## Provided records
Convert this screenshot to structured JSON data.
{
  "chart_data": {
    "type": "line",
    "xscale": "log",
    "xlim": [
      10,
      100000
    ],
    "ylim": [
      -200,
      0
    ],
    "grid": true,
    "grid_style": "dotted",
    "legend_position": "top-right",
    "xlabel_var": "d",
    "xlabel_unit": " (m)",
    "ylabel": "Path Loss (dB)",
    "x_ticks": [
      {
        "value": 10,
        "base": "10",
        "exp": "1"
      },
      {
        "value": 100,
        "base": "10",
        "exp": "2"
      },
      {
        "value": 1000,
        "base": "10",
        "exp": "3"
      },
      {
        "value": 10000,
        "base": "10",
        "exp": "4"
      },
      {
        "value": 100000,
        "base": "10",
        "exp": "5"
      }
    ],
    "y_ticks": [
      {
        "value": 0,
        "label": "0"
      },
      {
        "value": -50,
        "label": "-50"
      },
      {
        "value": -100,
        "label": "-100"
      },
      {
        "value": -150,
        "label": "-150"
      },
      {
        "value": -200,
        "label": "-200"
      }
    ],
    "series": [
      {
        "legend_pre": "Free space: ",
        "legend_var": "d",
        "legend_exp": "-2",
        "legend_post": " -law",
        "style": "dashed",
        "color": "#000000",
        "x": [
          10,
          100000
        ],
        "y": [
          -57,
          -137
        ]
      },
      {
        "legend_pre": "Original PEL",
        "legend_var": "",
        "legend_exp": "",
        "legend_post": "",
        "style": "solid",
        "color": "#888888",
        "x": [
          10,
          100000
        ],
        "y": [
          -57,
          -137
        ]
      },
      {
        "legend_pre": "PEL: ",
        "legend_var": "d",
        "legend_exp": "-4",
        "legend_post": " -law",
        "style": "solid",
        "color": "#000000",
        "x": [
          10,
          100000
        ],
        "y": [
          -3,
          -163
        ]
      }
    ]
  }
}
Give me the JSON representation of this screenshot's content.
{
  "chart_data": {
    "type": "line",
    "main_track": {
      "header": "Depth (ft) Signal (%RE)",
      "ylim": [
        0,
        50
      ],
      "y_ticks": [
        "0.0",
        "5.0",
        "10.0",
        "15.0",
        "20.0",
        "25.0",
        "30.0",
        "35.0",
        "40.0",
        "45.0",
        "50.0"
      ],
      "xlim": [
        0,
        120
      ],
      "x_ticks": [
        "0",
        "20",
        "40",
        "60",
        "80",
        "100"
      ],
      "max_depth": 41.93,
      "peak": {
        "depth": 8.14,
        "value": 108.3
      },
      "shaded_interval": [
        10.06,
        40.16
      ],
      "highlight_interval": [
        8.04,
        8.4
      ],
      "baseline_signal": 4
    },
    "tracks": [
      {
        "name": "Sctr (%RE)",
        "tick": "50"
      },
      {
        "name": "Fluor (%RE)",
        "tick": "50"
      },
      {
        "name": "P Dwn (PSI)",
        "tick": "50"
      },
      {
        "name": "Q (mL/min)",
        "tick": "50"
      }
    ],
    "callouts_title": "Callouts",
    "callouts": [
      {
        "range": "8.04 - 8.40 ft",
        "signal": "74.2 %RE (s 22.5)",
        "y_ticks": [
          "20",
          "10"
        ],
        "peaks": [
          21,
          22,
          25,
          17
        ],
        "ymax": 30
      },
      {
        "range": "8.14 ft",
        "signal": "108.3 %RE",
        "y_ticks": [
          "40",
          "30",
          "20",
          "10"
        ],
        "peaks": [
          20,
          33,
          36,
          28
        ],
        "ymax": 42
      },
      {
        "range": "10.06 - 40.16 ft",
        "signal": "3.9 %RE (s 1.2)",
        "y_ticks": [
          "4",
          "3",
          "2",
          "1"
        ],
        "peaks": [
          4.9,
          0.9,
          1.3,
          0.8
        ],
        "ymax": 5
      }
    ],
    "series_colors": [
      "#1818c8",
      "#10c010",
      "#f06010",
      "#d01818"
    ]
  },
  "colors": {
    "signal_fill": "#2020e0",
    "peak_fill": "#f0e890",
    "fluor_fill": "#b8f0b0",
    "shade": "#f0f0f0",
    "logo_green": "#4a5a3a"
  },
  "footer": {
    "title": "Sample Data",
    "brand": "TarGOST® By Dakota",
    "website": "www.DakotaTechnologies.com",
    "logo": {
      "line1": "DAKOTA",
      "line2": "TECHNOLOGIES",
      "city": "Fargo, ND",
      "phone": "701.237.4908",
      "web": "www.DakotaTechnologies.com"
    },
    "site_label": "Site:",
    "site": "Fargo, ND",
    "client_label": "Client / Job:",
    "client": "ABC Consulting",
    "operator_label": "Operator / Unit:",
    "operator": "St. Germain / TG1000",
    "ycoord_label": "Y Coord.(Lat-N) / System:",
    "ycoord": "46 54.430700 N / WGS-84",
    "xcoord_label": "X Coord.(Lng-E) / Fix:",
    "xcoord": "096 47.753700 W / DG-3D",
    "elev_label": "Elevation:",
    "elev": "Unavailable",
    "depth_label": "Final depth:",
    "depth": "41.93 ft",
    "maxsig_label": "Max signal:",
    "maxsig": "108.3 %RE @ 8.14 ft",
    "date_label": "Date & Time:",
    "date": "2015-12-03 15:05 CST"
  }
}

## Goal
Output each record exactly, leaving nothing out.

## Worked solution
Convert this screenshot to structured JSON data.
{
  "chart_data": {
    "type": "line",
    "xscale": "log",
    "xlim": [
      10,
      100000
    ],
    "ylim": [
      -200,
      0
    ],
    "grid": true,
    "grid_style": "dotted",
    "legend_position": "top-right",
    "xlabel_var": "d",
    "xlabel_unit": " (m)",
    "ylabel": "Path Loss (dB)",
    "x_ticks": [
      {
        "value": 10,
        "base": "10",
        "exp": "1"
      },
      {
        "value": 100,
        "base": "10",
        "exp": "2"
      },
      {
        "value": 1000,
        "base": "10",
        "exp": "3"
      },
      {
        "value": 10000,
        "base": "10",
        "exp": "4"
      },
      {
        "value": 100000,
        "base": "10",
        "exp": "5"
      }
    ],
    "y_ticks": [
      {
        "value": 0,
        "label": "0"
      },
      {
        "value": -50,
        "label": "-50"
      },
      {
        "value": -100,
        "label": "-100"
      },
      {
        "value": -150,
        "label": "-150"
      },
      {
        "value": -200,
        "label": "-200"
      }
    ],
    "series": [
      {
        "legend_pre": "Free space: ",
        "legend_var": "d",
        "legend_exp": "-2",
        "legend_post": " -law",
        "style": "dashed",
        "color": "#000000",
        "x": [
          10,
          100000
        ],
        "y": [
          -57,
          -137
        ]
      },
      {
        "legend_pre": "Original PEL",
        "legend_var": "",
        "legend_exp": "",
        "legend_post": "",
        "style": "solid",
        "color": "#888888",
        "x": [
          10,
          100000
        ],
        "y": [
          -57,
          -137
        ]
      },
      {
        "legend_pre": "PEL: ",
        "legend_var": "d",
        "legend_exp": "-4",
        "legend_post": " -law",
        "style": "solid",
        "color": "#000000",
        "x": [
          10,
          100000
        ],
        "y": [
          -3,
          -163
        ]
      }
    ]
  }
}
Give me the JSON representation of this screenshot's content.
{
  "chart_data": {
    "type": "line",
    "main_track": {
      "header": "Depth (ft) Signal (%RE)",
      "ylim": [
        0,
        50
      ],
      "y_ticks": [
        "0.0",
        "5.0",
        "10.0",
        "15.0",
        "20.0",
        "25.0",
        "30.0",
        "35.0",
        "40.0",
        "45.0",
        "50.0"
      ],
      "xlim": [
        0,
        120
      ],
      "x_ticks": [
        "0",
        "20",
        "40",
        "60",
        "80",
        "100"
      ],
      "max_depth": 41.93,
      "peak": {
        "depth": 8.14,
        "value": 108.3
      },
      "shaded_interval": [
        10.06,
        40.16
      ],
      "highlight_interval": [
        8.04,
        8.4
      ],
      "baseline_signal": 4
    },
    "tracks": [
      {
        "name": "Sctr (%RE)",
        "tick": "50"
      },
      {
        "name": "Fluor (%RE)",
        "tick": "50"
      },
      {
        "name": "P Dwn (PSI)",
        "tick": "50"
      },
      {
        "name": "Q (mL/min)",
        "tick": "50"
      }
    ],
    "callouts_title": "Callouts",
    "callouts": [
      {
        "range": "8.04 - 8.40 ft",
        "signal": "74.2 %RE (s 22.5)",
        "y_ticks": [
          "20",
          "10"
        ],
        "peaks": [
          21,
          22,
          25,
          17
        ],
        "ymax": 30
      },
      {
        "range": "8.14 ft",
        "signal": "108.3 %RE",
        "y_ticks": [
          "40",
          "30",
          "20",
          "10"
        ],
        "peaks": [
          20,
          33,
          36,
          28
        ],
        "ymax": 42
      },
      {
        "range": "10.06 - 40.16 ft",
        "signal": "3.9 %RE (s 1.2)",
        "y_ticks": [
          "4",
          "3",
          "2",
          "1"
        ],
        "peaks": [
          4.9,
          0.9,
          1.3,
          0.8
        ],
        "ymax": 5
      }
    ],
    "series_colors": [
      "#1818c8",
      "#10c010",
      "#f06010",
      "#d01818"
    ]
  },
  "colors": {
    "signal_fill": "#2020e0",
    "peak_fill": "#f0e890",
    "fluor_fill": "#b8f0b0",
    "shade": "#f0f0f0",
    "logo_green": "#4a5a3a"
  },
  "footer": {
    "title": "Sample Data",
    "brand": "TarGOST® By Dakota",
    "website": "www.DakotaTechnologies.com",
    "logo": {
      "line1": "DAKOTA",
      "line2": "TECHNOLOGIES",
      "city": "Fargo, ND",
      "phone": "701.237.4908",
      "web": "www.DakotaTechnologies.com"
    },
    "site_label": "Site:",
    "site": "Fargo, ND",
    "client_label": "Client / Job:",
    "client": "ABC Consulting",
    "operator_label": "Operator / Unit:",
    "operator": "St. Germain / TG1000",
    "ycoord_label": "Y Coord.(Lat-N) / System:",
    "ycoord": "46 54.430700 N / WGS-84",
    "xcoord_label": "X Coord.(Lng-E) / Fix:",
    "xcoord": "096 47.753700 W / DG-3D",
    "elev_label": "Elevation:",
    "elev": "Unavailable",
    "depth_label": "Final depth:",
    "depth": "41.93 ft",
    "maxsig_label": "Max signal:",
    "maxsig": "108.3 %RE @ 8.14 ft",
    "date_label": "Date & Time:",
    "date": "2015-12-03 15:05 CST"
  }
}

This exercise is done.